Given exercise
What lines of the data include the string "Pinpoint"? Copy them all.

Input
——
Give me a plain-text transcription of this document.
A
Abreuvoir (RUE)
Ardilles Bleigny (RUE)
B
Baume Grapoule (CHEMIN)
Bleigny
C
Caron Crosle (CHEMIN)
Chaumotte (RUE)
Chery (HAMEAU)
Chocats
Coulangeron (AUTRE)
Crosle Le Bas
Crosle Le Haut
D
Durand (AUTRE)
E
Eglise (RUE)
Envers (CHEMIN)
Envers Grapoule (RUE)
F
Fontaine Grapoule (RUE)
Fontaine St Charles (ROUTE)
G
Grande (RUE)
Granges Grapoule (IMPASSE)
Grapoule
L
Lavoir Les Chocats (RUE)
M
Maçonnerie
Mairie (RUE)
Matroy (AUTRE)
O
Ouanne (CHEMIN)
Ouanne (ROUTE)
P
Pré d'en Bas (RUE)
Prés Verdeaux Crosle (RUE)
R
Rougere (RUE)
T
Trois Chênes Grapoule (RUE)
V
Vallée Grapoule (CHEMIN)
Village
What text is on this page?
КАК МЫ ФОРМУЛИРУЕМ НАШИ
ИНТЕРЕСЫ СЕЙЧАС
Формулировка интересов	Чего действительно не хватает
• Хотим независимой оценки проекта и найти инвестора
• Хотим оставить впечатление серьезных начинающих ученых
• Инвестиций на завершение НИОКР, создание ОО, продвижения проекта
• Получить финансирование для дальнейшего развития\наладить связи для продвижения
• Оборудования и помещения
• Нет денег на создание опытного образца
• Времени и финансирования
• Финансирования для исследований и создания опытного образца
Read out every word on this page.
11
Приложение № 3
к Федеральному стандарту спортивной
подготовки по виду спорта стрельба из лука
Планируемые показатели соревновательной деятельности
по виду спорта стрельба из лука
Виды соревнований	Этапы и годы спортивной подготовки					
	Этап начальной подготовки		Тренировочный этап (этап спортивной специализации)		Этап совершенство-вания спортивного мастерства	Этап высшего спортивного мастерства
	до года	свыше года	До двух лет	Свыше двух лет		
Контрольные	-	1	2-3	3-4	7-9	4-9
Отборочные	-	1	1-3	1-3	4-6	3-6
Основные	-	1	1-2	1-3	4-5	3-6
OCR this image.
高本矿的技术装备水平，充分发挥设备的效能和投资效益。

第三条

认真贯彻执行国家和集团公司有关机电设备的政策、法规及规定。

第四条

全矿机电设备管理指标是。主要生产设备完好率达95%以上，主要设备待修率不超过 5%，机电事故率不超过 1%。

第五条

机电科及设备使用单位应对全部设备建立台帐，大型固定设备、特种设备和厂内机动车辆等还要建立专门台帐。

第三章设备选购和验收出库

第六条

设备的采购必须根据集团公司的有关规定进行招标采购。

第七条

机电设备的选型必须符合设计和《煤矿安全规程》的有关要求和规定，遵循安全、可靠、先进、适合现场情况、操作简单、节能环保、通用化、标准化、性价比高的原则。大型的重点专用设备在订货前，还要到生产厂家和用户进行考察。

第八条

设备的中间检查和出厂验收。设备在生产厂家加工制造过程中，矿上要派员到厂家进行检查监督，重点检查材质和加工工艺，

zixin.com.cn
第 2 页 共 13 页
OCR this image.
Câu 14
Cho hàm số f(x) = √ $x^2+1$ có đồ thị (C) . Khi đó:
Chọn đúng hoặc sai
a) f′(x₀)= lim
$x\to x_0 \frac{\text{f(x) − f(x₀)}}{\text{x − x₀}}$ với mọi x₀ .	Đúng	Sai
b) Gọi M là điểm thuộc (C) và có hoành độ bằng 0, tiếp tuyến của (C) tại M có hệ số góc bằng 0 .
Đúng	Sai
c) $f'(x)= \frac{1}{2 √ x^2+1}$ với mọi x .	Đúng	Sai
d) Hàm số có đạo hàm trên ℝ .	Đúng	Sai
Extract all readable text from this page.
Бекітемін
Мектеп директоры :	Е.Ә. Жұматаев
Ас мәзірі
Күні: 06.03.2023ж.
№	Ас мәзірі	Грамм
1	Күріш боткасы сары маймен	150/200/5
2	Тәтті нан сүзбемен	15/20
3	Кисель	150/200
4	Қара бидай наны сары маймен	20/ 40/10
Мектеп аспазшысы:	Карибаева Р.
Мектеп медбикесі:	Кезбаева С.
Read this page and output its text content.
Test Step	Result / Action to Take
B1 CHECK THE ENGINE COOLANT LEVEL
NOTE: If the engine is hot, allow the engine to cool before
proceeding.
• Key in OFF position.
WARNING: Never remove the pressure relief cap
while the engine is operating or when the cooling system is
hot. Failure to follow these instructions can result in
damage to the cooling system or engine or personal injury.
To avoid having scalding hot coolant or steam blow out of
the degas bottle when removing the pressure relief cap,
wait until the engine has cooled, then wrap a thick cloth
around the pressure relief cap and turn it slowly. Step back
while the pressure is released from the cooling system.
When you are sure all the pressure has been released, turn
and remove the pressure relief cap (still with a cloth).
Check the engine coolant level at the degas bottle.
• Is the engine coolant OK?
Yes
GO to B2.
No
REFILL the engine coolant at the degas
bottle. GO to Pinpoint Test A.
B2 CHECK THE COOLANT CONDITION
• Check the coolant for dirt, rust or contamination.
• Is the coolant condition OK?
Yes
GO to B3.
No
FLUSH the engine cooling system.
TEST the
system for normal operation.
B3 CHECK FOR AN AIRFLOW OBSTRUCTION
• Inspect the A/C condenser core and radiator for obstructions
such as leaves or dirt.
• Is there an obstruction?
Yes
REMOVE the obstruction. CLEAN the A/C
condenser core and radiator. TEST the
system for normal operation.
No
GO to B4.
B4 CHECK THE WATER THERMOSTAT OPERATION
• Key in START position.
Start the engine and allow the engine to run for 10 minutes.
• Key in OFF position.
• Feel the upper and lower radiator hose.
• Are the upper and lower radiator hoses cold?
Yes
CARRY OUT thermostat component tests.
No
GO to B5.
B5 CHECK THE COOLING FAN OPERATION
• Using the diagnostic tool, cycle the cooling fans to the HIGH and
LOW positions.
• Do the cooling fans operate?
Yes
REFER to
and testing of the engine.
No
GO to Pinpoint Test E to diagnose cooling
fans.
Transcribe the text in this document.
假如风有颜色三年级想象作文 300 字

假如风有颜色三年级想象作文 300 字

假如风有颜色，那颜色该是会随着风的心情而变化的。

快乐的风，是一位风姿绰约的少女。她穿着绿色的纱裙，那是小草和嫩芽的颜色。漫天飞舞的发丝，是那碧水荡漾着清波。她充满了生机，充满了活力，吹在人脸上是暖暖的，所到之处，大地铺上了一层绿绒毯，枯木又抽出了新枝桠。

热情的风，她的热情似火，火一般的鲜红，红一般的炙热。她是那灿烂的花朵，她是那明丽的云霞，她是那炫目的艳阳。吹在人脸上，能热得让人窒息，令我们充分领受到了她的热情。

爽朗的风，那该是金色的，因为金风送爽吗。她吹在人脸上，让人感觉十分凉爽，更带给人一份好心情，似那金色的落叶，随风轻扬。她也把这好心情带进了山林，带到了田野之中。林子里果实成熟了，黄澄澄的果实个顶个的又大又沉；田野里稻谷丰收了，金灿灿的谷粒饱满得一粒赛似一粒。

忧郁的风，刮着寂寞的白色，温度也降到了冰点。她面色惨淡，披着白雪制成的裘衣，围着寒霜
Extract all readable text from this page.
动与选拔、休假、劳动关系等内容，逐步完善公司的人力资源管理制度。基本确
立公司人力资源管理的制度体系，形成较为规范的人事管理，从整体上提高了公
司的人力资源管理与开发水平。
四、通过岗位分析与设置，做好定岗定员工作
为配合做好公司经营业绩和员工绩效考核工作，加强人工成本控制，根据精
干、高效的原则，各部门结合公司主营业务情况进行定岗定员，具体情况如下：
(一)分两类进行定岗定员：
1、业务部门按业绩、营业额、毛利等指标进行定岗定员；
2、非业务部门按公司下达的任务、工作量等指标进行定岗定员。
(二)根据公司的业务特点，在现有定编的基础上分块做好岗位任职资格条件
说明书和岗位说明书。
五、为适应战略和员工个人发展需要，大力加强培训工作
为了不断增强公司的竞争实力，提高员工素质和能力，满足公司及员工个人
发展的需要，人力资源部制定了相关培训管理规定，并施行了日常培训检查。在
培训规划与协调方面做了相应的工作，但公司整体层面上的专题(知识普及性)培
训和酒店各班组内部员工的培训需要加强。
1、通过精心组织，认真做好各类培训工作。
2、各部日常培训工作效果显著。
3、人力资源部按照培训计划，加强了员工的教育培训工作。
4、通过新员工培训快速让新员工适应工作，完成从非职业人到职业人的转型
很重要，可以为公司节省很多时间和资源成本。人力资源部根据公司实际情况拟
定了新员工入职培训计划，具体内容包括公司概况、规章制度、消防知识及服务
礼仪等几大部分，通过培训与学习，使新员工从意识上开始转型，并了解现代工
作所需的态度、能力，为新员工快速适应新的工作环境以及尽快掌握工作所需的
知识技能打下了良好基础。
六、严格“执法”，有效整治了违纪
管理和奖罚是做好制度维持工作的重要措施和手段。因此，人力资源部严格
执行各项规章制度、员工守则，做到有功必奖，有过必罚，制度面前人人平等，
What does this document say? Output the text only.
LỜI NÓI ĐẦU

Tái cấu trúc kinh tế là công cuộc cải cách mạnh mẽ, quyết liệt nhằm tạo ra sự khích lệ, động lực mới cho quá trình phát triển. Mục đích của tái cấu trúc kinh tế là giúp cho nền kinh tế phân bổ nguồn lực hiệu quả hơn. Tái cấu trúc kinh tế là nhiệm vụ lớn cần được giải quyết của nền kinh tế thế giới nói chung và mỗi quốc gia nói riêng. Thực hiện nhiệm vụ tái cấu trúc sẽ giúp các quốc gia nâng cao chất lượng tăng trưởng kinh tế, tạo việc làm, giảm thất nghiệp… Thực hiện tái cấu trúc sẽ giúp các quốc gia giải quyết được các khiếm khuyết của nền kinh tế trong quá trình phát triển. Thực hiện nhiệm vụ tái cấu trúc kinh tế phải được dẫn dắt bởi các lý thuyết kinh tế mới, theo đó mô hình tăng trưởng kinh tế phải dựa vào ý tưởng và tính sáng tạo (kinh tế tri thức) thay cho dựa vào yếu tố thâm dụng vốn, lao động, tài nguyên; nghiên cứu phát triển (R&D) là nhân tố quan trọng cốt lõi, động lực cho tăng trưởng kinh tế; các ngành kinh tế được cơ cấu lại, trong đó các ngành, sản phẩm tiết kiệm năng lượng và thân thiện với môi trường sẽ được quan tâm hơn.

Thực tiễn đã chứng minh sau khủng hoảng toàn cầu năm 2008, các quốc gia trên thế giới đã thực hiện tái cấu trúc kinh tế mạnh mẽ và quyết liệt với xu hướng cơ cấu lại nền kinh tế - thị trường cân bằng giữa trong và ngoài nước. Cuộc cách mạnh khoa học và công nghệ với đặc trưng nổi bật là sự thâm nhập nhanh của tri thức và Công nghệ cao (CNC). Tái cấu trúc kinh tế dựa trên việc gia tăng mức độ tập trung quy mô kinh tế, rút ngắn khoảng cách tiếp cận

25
——
Result below
bottle. GO to Pinpoint Test A.
GO to Pinpoint Test E to diagnose cooling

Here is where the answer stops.